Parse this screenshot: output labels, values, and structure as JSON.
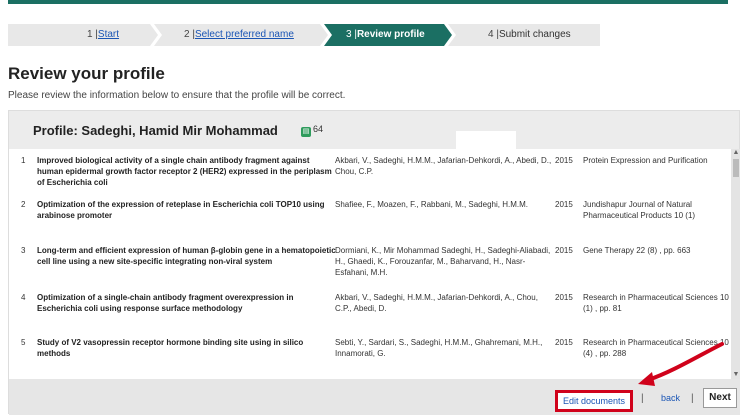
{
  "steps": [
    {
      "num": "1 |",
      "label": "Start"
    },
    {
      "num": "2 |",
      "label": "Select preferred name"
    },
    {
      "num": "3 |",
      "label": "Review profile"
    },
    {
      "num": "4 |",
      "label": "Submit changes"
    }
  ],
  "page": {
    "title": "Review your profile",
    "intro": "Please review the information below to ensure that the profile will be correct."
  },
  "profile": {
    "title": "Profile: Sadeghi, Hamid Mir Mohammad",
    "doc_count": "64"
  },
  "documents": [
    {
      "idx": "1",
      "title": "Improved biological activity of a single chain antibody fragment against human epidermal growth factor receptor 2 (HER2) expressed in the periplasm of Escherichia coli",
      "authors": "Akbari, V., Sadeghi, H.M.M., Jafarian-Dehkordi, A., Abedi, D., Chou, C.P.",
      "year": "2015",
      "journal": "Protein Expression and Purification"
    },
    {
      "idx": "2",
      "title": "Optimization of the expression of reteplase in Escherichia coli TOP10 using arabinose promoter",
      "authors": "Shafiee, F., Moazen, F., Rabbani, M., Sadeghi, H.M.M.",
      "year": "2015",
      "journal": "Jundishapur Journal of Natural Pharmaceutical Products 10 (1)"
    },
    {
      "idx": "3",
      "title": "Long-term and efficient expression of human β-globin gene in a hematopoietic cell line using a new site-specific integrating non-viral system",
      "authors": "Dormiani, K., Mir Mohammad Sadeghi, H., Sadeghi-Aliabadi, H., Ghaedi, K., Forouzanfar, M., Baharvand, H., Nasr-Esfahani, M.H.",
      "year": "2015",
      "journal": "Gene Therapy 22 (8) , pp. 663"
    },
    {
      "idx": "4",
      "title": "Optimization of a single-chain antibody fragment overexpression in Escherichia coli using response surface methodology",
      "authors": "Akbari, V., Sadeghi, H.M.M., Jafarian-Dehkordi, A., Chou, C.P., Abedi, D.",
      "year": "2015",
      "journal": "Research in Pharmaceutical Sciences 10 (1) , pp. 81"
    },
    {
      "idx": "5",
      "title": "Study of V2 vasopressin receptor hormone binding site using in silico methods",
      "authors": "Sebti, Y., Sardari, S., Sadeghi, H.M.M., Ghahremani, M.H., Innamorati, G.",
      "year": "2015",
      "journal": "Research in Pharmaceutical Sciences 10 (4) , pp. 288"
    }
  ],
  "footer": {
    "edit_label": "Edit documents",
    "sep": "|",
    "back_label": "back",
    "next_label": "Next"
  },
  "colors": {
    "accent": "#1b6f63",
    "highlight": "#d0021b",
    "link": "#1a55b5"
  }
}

⁂

YOUR OBJECTIVE => Copy all of the entries verbatim, leaving out any pictures they contain.

SOLUTION TO THIS TASK =>
Parse this screenshot: output labels, values, and structure as JSON.
{
  "steps": [
    {
      "num": "1 |",
      "label": "Start"
    },
    {
      "num": "2 |",
      "label": "Select preferred name"
    },
    {
      "num": "3 |",
      "label": "Review profile"
    },
    {
      "num": "4 |",
      "label": "Submit changes"
    }
  ],
  "page": {
    "title": "Review your profile",
    "intro": "Please review the information below to ensure that the profile will be correct."
  },
  "profile": {
    "title": "Profile: Sadeghi, Hamid Mir Mohammad",
    "doc_count": "64"
  },
  "documents": [
    {
      "idx": "1",
      "title": "Improved biological activity of a single chain antibody fragment against human epidermal growth factor receptor 2 (HER2) expressed in the periplasm of Escherichia coli",
      "authors": "Akbari, V., Sadeghi, H.M.M., Jafarian-Dehkordi, A., Abedi, D., Chou, C.P.",
      "year": "2015",
      "journal": "Protein Expression and Purification"
    },
    {
      "idx": "2",
      "title": "Optimization of the expression of reteplase in Escherichia coli TOP10 using arabinose promoter",
      "authors": "Shafiee, F., Moazen, F., Rabbani, M., Sadeghi, H.M.M.",
      "year": "2015",
      "journal": "Jundishapur Journal of Natural Pharmaceutical Products 10 (1)"
    },
    {
      "idx": "3",
      "title": "Long-term and efficient expression of human β-globin gene in a hematopoietic cell line using a new site-specific integrating non-viral system",
      "authors": "Dormiani, K., Mir Mohammad Sadeghi, H., Sadeghi-Aliabadi, H., Ghaedi, K., Forouzanfar, M., Baharvand, H., Nasr-Esfahani, M.H.",
      "year": "2015",
      "journal": "Gene Therapy 22 (8) , pp. 663"
    },
    {
      "idx": "4",
      "title": "Optimization of a single-chain antibody fragment overexpression in Escherichia coli using response surface methodology",
      "authors": "Akbari, V., Sadeghi, H.M.M., Jafarian-Dehkordi, A., Chou, C.P., Abedi, D.",
      "year": "2015",
      "journal": "Research in Pharmaceutical Sciences 10 (1) , pp. 81"
    },
    {
      "idx": "5",
      "title": "Study of V2 vasopressin receptor hormone binding site using in silico methods",
      "authors": "Sebti, Y., Sardari, S., Sadeghi, H.M.M., Ghahremani, M.H., Innamorati, G.",
      "year": "2015",
      "journal": "Research in Pharmaceutical Sciences 10 (4) , pp. 288"
    }
  ],
  "footer": {
    "edit_label": "Edit documents",
    "sep": "|",
    "back_label": "back",
    "next_label": "Next"
  },
  "colors": {
    "accent": "#1b6f63",
    "highlight": "#d0021b",
    "link": "#1a55b5"
  }
}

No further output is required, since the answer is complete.